_Goal_
Copy each line below in which the word "BYBIT" occurs.

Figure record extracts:
□ □ □

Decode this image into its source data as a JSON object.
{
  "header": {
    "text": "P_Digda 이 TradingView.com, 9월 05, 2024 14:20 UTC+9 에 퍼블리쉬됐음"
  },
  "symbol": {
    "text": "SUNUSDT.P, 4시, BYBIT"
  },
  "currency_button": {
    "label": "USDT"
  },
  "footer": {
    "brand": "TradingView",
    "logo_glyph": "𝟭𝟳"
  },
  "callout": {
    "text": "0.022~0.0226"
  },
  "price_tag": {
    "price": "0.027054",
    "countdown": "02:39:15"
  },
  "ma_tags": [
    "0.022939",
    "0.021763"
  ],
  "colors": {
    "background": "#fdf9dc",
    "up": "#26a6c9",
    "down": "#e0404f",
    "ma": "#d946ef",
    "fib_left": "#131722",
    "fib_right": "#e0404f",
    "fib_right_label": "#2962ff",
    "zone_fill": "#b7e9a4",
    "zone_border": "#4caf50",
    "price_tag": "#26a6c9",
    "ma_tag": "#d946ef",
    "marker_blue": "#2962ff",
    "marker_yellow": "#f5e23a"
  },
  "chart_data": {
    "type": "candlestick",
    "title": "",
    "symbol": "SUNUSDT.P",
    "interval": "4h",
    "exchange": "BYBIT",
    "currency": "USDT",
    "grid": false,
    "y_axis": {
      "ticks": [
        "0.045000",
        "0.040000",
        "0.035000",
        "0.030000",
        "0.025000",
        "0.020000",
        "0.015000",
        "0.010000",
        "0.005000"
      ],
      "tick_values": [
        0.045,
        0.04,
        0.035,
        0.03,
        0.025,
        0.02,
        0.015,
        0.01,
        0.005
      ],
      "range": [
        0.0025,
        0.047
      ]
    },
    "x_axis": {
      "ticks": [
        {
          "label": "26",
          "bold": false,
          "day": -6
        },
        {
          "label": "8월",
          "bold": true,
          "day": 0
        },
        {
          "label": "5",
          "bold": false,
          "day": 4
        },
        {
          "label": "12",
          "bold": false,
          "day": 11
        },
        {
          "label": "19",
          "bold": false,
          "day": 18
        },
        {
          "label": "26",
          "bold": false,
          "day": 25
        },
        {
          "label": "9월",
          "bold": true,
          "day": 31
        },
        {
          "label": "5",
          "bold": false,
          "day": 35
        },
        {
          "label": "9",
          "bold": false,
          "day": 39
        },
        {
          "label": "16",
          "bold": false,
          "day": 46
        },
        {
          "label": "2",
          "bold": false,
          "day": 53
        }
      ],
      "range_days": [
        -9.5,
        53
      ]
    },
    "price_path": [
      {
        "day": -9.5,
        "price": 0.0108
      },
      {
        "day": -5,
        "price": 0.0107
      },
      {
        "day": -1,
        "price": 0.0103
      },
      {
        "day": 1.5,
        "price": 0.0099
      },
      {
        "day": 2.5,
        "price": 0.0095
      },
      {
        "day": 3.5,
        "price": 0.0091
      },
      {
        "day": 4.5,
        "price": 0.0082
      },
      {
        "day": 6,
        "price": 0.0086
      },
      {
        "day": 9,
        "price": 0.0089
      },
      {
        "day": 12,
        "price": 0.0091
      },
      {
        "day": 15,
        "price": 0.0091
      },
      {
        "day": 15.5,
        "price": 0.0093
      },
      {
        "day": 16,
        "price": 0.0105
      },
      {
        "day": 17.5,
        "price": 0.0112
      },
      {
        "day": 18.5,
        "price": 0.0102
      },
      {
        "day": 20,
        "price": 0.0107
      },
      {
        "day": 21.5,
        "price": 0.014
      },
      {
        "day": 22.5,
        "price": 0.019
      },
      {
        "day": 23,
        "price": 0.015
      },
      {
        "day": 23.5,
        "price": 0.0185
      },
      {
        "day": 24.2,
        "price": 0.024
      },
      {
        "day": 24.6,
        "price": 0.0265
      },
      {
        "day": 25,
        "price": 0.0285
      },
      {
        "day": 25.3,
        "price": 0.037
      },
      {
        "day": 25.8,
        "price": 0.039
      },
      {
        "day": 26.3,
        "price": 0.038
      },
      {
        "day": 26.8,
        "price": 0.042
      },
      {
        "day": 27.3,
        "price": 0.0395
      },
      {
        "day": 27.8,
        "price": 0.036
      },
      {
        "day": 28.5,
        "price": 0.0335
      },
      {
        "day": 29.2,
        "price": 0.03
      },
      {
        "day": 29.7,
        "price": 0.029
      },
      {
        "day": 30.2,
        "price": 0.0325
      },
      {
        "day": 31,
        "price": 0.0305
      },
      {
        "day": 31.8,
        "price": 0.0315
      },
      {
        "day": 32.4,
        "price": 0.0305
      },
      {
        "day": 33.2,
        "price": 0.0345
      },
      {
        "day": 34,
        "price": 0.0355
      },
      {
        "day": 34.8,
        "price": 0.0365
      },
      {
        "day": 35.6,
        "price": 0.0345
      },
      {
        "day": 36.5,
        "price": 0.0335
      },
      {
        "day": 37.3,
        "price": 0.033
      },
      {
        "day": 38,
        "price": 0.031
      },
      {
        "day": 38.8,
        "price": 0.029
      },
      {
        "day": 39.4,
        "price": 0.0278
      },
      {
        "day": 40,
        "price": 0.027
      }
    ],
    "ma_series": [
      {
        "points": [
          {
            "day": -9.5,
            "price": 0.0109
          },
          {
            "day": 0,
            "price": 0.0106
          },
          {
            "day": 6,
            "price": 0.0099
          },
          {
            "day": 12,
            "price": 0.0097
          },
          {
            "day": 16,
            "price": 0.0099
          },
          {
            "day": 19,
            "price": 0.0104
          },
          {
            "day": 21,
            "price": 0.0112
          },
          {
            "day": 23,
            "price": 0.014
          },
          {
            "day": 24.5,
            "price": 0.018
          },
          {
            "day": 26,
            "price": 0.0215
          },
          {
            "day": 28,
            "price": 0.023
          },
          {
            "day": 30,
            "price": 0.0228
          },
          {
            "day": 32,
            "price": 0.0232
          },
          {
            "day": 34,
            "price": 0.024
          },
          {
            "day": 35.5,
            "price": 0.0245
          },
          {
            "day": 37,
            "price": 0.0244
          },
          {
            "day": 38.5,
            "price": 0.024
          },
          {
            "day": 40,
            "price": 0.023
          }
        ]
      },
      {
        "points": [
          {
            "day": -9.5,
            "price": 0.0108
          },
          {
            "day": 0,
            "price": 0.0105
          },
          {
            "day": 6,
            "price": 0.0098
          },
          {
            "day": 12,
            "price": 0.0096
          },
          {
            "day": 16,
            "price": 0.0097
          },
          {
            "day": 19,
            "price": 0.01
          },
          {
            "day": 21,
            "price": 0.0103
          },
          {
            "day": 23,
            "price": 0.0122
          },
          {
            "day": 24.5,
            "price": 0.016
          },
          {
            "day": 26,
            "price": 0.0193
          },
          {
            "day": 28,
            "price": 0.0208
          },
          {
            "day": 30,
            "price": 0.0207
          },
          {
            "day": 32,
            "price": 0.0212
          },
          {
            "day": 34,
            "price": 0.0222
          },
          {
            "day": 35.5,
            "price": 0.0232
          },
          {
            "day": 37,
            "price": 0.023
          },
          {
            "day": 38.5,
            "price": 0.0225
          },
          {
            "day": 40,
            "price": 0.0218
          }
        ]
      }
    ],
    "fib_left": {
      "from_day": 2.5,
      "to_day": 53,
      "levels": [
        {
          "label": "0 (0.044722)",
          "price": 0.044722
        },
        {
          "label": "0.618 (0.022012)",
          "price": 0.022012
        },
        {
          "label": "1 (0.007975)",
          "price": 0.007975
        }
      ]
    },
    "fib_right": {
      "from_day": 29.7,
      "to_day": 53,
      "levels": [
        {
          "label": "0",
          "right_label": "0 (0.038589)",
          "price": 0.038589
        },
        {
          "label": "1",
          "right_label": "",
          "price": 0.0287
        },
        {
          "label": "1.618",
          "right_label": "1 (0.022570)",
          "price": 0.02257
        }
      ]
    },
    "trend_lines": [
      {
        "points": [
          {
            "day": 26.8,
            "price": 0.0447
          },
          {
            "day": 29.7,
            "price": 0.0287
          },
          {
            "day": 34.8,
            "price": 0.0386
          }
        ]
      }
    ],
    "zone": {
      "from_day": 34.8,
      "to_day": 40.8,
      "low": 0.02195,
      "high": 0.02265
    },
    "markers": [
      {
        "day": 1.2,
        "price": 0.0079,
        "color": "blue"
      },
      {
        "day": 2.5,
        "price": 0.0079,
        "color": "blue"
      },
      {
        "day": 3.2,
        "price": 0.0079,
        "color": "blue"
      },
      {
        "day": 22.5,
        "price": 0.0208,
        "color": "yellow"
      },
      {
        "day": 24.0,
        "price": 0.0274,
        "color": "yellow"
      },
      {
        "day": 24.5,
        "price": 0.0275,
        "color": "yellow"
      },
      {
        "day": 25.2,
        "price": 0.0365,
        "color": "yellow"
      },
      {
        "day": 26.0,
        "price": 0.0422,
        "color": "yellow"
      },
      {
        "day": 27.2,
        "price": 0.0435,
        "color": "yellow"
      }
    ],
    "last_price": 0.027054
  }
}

□ □ □

_Solved problem_
    "text": "SUNUSDT.P, 4시, BYBIT"
    "exchange": "BYBIT",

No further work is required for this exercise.